EXERCISE OBJECTIVE ▸
Omit every picture, then give all the entries again exactly.

Records from a collection of figures
☆ ☆ ☆ ☆

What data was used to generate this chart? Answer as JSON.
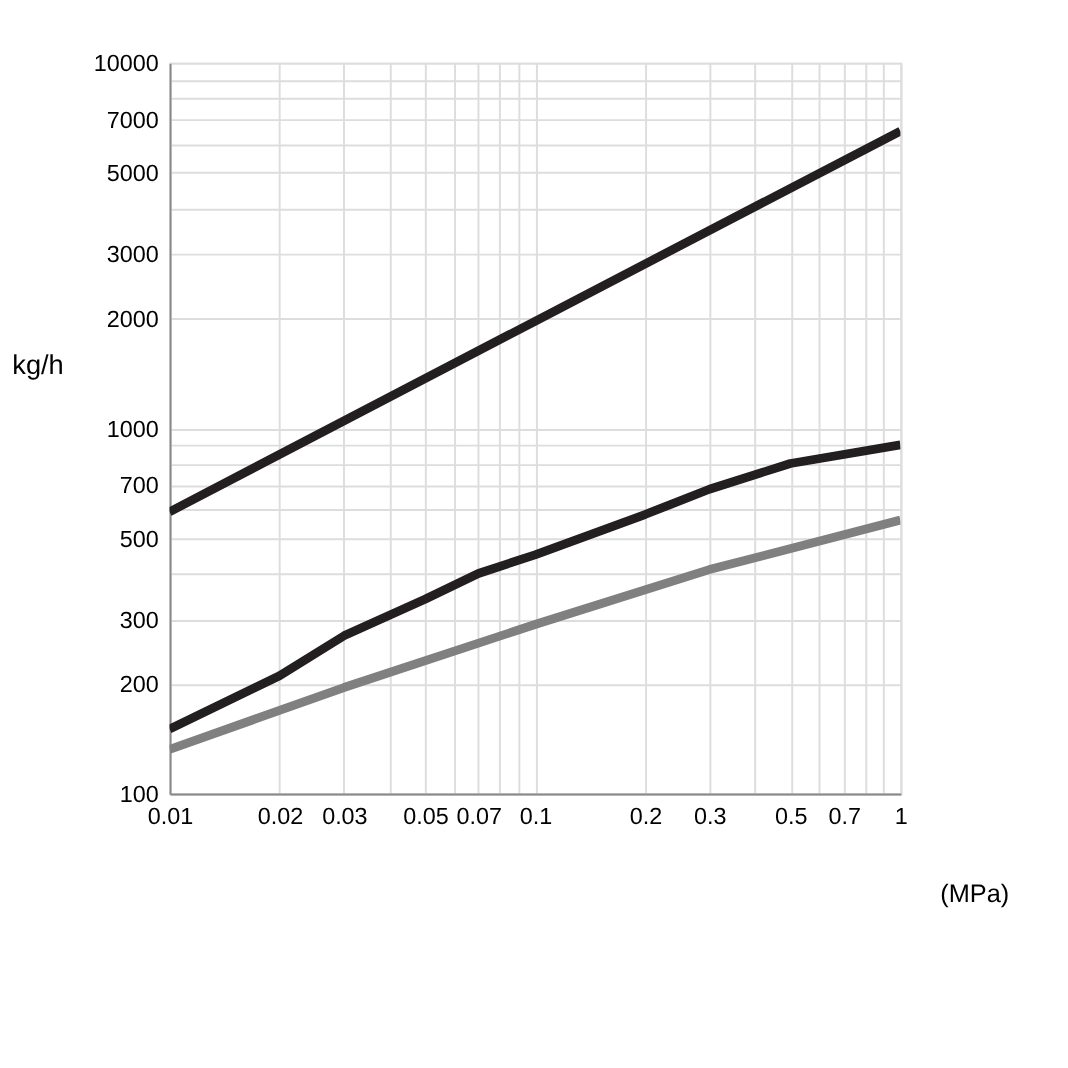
{
  "chart_data": {
    "type": "line",
    "ylabel": "kg/h",
    "xlabel": "(MPa)",
    "log": "xy",
    "grid": true,
    "legend": false,
    "marker": "none",
    "line_style": "solid",
    "xlim": [
      0.01,
      1
    ],
    "ylim": [
      100,
      10000
    ],
    "xticks": [
      0.01,
      0.02,
      0.03,
      {
        "value": 0.04,
        "label": null
      },
      0.05,
      {
        "value": 0.06,
        "label": null
      },
      0.07,
      {
        "value": 0.08,
        "label": null
      },
      {
        "value": 0.09,
        "label": null
      },
      0.1,
      0.2,
      0.3,
      {
        "value": 0.4,
        "label": null
      },
      0.5,
      {
        "value": 0.6,
        "label": null
      },
      0.7,
      {
        "value": 0.8,
        "label": null
      },
      {
        "value": 0.9,
        "label": null
      },
      1
    ],
    "yticks": [
      100,
      200,
      300,
      {
        "value": 400,
        "label": null
      },
      500,
      {
        "value": 600,
        "label": null
      },
      700,
      {
        "value": 800,
        "label": null
      },
      {
        "value": 900,
        "label": null
      },
      1000,
      2000,
      3000,
      {
        "value": 4000,
        "label": null
      },
      5000,
      {
        "value": 6000,
        "label": null
      },
      7000,
      {
        "value": 8000,
        "label": null
      },
      {
        "value": 9000,
        "label": null
      },
      10000
    ],
    "series": [
      {
        "color": "#231f20",
        "x": [
          0.01,
          0.1,
          1
        ],
        "values": [
          590,
          1960,
          6500
        ]
      },
      {
        "color": "#231f20",
        "x": [
          0.01,
          0.02,
          0.03,
          0.05,
          0.07,
          0.1,
          0.2,
          0.3,
          0.5,
          1
        ],
        "values": [
          150,
          210,
          270,
          340,
          400,
          450,
          580,
          680,
          800,
          900
        ]
      },
      {
        "color": "#808080",
        "x": [
          0.01,
          0.03,
          0.1,
          0.3,
          1
        ],
        "values": [
          132,
          195,
          290,
          410,
          560
        ]
      }
    ]
  }
}
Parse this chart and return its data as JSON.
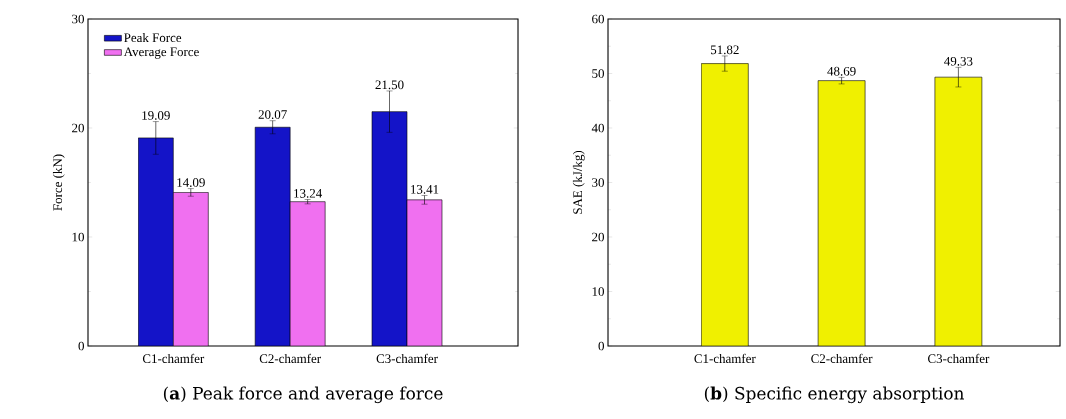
{
  "chart_data": [
    {
      "type": "bar",
      "categories": [
        "C1-chamfer",
        "C2-chamfer",
        "C3-chamfer"
      ],
      "ylabel": "Force (kN)",
      "series": [
        {
          "name": "Peak Force",
          "color": "#1414c8",
          "values": [
            19.09,
            20.07,
            21.5
          ],
          "errors": [
            1.5,
            0.6,
            1.9
          ],
          "value_labels": [
            "19.09",
            "20.07",
            "21.50"
          ]
        },
        {
          "name": "Average Force",
          "color": "#f070f0",
          "values": [
            14.09,
            13.24,
            13.41
          ],
          "errors": [
            0.35,
            0.2,
            0.4
          ],
          "value_labels": [
            "14.09",
            "13.24",
            "13.41"
          ]
        }
      ],
      "ylim": [
        0,
        30
      ],
      "yticks": [
        0,
        10,
        20,
        30
      ],
      "legend": "top left",
      "annotations": [
        "(**a**) Peak force and average force"
      ]
    },
    {
      "type": "bar",
      "categories": [
        "C1-chamfer",
        "C2-chamfer",
        "C3-chamfer"
      ],
      "ylabel": "SAE (kJ/kg)",
      "series": [
        {
          "color": "#f0f000",
          "values": [
            51.82,
            48.69,
            49.33
          ],
          "errors": [
            1.4,
            0.6,
            1.8
          ],
          "value_labels": [
            "51.82",
            "48.69",
            "49.33"
          ]
        }
      ],
      "ylim": [
        0,
        60
      ],
      "yticks": [
        0,
        10,
        20,
        30,
        40,
        50,
        60
      ],
      "annotations": [
        "(**b**) Specific energy absorption"
      ]
    }
  ]
}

☆ ☆ ☆ ☆

FULL RESPONSE ▸
What data was used to generate this chart? Answer as JSON.
{
  "chart_data": {
    "type": "line",
    "ylabel": "kg/h",
    "xlabel": "(MPa)",
    "log": "xy",
    "grid": true,
    "legend": false,
    "marker": "none",
    "line_style": "solid",
    "xlim": [
      0.01,
      1
    ],
    "ylim": [
      100,
      10000
    ],
    "xticks": [
      0.01,
      0.02,
      0.03,
      {
        "value": 0.04,
        "label": null
      },
      0.05,
      {
        "value": 0.06,
        "label": null
      },
      0.07,
      {
        "value": 0.08,
        "label": null
      },
      {
        "value": 0.09,
        "label": null
      },
      0.1,
      0.2,
      0.3,
      {
        "value": 0.4,
        "label": null
      },
      0.5,
      {
        "value": 0.6,
        "label": null
      },
      0.7,
      {
        "value": 0.8,
        "label": null
      },
      {
        "value": 0.9,
        "label": null
      },
      1
    ],
    "yticks": [
      100,
      200,
      300,
      {
        "value": 400,
        "label": null
      },
      500,
      {
        "value": 600,
        "label": null
      },
      700,
      {
        "value": 800,
        "label": null
      },
      {
        "value": 900,
        "label": null
      },
      1000,
      2000,
      3000,
      {
        "value": 4000,
        "label": null
      },
      5000,
      {
        "value": 6000,
        "label": null
      },
      7000,
      {
        "value": 8000,
        "label": null
      },
      {
        "value": 9000,
        "label": null
      },
      10000
    ],
    "series": [
      {
        "color": "#231f20",
        "x": [
          0.01,
          0.1,
          1
        ],
        "values": [
          590,
          1960,
          6500
        ]
      },
      {
        "color": "#231f20",
        "x": [
          0.01,
          0.02,
          0.03,
          0.05,
          0.07,
          0.1,
          0.2,
          0.3,
          0.5,
          1
        ],
        "values": [
          150,
          210,
          270,
          340,
          400,
          450,
          580,
          680,
          800,
          900
        ]
      },
      {
        "color": "#808080",
        "x": [
          0.01,
          0.03,
          0.1,
          0.3,
          1
        ],
        "values": [
          132,
          195,
          290,
          410,
          560
        ]
      }
    ]
  }
}
Parse this chart and return its data as JSON.
{
  "chart_data": [
    {
      "type": "bar",
      "categories": [
        "C1-chamfer",
        "C2-chamfer",
        "C3-chamfer"
      ],
      "ylabel": "Force (kN)",
      "series": [
        {
          "name": "Peak Force",
          "color": "#1414c8",
          "values": [
            19.09,
            20.07,
            21.5
          ],
          "errors": [
            1.5,
            0.6,
            1.9
          ],
          "value_labels": [
            "19.09",
            "20.07",
            "21.50"
          ]
        },
        {
          "name": "Average Force",
          "color": "#f070f0",
          "values": [
            14.09,
            13.24,
            13.41
          ],
          "errors": [
            0.35,
            0.2,
            0.4
          ],
          "value_labels": [
            "14.09",
            "13.24",
            "13.41"
          ]
        }
      ],
      "ylim": [
        0,
        30
      ],
      "yticks": [
        0,
        10,
        20,
        30
      ],
      "legend": "top left",
      "annotations": [
        "(**a**) Peak force and average force"
      ]
    },
    {
      "type": "bar",
      "categories": [
        "C1-chamfer",
        "C2-chamfer",
        "C3-chamfer"
      ],
      "ylabel": "SAE (kJ/kg)",
      "series": [
        {
          "color": "#f0f000",
          "values": [
            51.82,
            48.69,
            49.33
          ],
          "errors": [
            1.4,
            0.6,
            1.8
          ],
          "value_labels": [
            "51.82",
            "48.69",
            "49.33"
          ]
        }
      ],
      "ylim": [
        0,
        60
      ],
      "yticks": [
        0,
        10,
        20,
        30,
        40,
        50,
        60
      ],
      "annotations": [
        "(**b**) Specific energy absorption"
      ]
    }
  ]
}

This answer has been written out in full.